#### Records for processing ####

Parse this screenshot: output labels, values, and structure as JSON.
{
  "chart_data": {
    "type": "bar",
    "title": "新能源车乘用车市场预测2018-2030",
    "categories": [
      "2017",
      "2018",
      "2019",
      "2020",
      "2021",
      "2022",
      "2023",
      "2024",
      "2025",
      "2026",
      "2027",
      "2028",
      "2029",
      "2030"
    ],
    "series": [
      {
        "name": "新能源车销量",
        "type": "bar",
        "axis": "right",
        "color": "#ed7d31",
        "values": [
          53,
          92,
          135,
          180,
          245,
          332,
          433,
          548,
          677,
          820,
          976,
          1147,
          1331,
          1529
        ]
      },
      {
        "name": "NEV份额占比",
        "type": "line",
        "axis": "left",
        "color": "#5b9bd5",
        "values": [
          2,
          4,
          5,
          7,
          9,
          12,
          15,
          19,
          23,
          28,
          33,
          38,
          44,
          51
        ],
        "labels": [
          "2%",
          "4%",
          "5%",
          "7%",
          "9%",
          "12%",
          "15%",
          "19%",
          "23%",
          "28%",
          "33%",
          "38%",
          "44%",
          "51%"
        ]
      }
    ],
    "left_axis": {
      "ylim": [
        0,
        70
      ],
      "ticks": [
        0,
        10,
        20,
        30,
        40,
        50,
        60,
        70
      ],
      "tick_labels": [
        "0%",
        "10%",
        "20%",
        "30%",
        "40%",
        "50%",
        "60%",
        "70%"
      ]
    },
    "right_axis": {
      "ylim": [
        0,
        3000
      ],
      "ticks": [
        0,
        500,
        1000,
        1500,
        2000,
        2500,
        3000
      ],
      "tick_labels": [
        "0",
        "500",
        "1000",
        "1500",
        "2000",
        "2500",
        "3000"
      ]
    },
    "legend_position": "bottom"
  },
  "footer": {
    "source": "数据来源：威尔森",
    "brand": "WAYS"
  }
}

####
#### Records for processing ####

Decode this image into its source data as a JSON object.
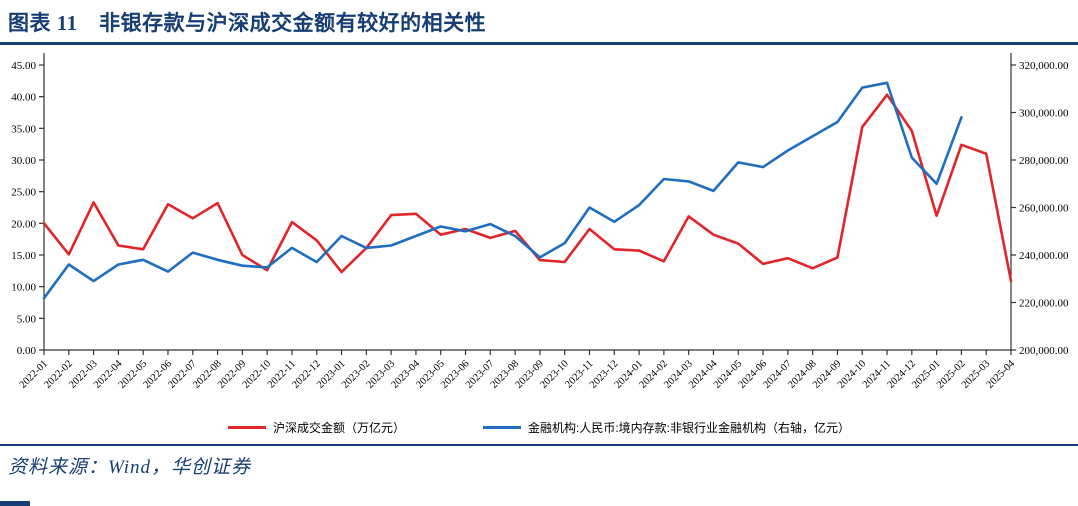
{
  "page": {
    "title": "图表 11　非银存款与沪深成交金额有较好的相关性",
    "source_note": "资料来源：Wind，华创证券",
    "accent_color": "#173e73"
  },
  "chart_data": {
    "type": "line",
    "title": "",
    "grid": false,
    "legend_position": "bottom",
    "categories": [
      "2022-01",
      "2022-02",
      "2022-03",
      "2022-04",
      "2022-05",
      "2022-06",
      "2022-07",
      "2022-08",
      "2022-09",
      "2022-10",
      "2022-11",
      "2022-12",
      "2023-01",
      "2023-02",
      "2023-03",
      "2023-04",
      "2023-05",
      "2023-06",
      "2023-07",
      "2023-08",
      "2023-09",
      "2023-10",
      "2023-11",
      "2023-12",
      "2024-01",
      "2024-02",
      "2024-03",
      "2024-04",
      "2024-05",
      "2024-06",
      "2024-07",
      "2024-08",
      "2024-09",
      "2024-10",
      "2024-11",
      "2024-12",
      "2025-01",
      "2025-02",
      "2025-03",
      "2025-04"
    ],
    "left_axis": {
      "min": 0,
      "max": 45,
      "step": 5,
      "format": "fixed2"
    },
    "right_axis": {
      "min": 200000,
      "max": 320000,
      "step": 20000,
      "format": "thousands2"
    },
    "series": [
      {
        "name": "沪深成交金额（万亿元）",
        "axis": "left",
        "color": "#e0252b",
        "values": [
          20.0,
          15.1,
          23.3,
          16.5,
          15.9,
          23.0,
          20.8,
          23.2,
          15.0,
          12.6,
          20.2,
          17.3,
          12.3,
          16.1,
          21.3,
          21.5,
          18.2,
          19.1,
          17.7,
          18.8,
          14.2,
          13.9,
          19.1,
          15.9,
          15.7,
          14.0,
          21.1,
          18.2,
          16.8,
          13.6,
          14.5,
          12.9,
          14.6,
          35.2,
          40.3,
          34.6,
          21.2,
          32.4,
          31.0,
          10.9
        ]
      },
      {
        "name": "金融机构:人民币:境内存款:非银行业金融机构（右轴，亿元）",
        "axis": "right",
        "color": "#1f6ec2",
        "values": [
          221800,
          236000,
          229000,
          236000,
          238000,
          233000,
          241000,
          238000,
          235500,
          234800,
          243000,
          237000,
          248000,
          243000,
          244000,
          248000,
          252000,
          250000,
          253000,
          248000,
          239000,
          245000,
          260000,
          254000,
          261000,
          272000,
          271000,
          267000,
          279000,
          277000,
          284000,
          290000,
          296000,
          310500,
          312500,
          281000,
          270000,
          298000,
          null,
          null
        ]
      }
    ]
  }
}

####

Gather from the entries above all lines that include the string "bottom".

    "legend_position": "bottom"
    "legend_position": "bottom",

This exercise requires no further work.